Goal of the exercise: Lines from the one containing "Read this page and output its text content." through the end of the data are to be returned exactly, and no others.

[Raw records]

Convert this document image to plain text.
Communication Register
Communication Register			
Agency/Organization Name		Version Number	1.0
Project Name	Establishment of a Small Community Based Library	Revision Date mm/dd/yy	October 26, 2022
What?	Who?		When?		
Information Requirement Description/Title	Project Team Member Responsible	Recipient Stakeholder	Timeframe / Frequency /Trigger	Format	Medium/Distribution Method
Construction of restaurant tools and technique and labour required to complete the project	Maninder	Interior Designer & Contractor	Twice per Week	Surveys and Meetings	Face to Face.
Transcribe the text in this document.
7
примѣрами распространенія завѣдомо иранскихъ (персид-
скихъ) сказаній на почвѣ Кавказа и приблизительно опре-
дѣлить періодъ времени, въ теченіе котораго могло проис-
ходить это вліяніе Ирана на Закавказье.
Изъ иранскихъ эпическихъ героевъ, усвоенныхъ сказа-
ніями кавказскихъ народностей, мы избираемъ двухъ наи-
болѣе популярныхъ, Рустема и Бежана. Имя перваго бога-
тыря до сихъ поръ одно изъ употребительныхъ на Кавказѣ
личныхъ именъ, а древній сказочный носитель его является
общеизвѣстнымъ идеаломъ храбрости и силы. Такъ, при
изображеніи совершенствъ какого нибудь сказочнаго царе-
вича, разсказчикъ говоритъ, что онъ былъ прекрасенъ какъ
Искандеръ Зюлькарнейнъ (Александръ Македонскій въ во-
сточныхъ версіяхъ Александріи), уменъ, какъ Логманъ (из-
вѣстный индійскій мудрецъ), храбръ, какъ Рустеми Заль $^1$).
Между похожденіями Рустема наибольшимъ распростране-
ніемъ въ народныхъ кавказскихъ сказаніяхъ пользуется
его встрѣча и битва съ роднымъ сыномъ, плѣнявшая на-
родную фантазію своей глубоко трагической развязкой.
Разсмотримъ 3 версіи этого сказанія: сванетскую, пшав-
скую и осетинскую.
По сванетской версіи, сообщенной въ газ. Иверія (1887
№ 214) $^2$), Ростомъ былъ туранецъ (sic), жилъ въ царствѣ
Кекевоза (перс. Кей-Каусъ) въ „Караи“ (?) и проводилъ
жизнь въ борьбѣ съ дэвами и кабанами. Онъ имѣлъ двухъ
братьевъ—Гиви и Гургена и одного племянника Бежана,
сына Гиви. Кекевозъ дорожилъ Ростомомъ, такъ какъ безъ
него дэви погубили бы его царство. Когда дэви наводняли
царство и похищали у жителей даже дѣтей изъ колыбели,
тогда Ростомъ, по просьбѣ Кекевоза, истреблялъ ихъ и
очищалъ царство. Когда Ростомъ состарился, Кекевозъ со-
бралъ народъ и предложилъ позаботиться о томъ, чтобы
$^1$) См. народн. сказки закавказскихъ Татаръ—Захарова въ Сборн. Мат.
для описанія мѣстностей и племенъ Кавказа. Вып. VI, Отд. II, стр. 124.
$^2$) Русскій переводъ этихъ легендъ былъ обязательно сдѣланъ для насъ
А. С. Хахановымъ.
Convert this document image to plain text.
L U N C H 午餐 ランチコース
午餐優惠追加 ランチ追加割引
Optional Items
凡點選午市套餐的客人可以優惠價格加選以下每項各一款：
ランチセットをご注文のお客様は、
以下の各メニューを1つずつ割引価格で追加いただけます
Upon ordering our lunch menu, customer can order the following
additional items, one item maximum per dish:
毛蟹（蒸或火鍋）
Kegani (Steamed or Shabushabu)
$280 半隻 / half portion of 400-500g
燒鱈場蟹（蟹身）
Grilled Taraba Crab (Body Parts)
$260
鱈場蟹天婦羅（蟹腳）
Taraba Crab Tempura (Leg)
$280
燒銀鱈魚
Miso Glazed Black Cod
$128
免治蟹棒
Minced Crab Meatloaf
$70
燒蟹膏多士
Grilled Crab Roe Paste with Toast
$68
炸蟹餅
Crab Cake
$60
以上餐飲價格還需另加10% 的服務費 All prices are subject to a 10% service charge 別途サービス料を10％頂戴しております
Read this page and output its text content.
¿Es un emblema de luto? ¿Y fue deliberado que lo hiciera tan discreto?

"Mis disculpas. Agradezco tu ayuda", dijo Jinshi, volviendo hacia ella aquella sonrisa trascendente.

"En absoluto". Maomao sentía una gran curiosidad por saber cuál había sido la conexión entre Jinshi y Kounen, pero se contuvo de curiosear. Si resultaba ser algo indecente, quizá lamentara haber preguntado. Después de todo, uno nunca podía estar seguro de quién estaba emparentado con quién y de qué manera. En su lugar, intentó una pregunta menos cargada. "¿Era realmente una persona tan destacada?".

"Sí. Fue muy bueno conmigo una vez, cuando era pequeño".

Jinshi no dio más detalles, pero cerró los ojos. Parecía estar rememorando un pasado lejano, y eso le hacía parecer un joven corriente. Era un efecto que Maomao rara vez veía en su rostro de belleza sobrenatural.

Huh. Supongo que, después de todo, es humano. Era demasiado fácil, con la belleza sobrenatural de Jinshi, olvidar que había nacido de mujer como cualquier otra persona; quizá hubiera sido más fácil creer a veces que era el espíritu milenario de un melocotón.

The output:
Read this page and output its text content.
¿Es un emblema de luto? ¿Y fue deliberado que lo hiciera tan discreto?

"Mis disculpas. Agradezco tu ayuda", dijo Jinshi, volviendo hacia ella aquella sonrisa trascendente.

"En absoluto". Maomao sentía una gran curiosidad por saber cuál había sido la conexión entre Jinshi y Kounen, pero se contuvo de curiosear. Si resultaba ser algo indecente, quizá lamentara haber preguntado. Después de todo, uno nunca podía estar seguro de quién estaba emparentado con quién y de qué manera. En su lugar, intentó una pregunta menos cargada. "¿Era realmente una persona tan destacada?".

"Sí. Fue muy bueno conmigo una vez, cuando era pequeño".

Jinshi no dio más detalles, pero cerró los ojos. Parecía estar rememorando un pasado lejano, y eso le hacía parecer un joven corriente. Era un efecto que Maomao rara vez veía en su rostro de belleza sobrenatural.

Huh. Supongo que, después de todo, es humano. Era demasiado fácil, con la belleza sobrenatural de Jinshi, olvidar que había nacido de mujer como cualquier otra persona; quizá hubiera sido más fácil creer a veces que era el espíritu milenario de un melocotón.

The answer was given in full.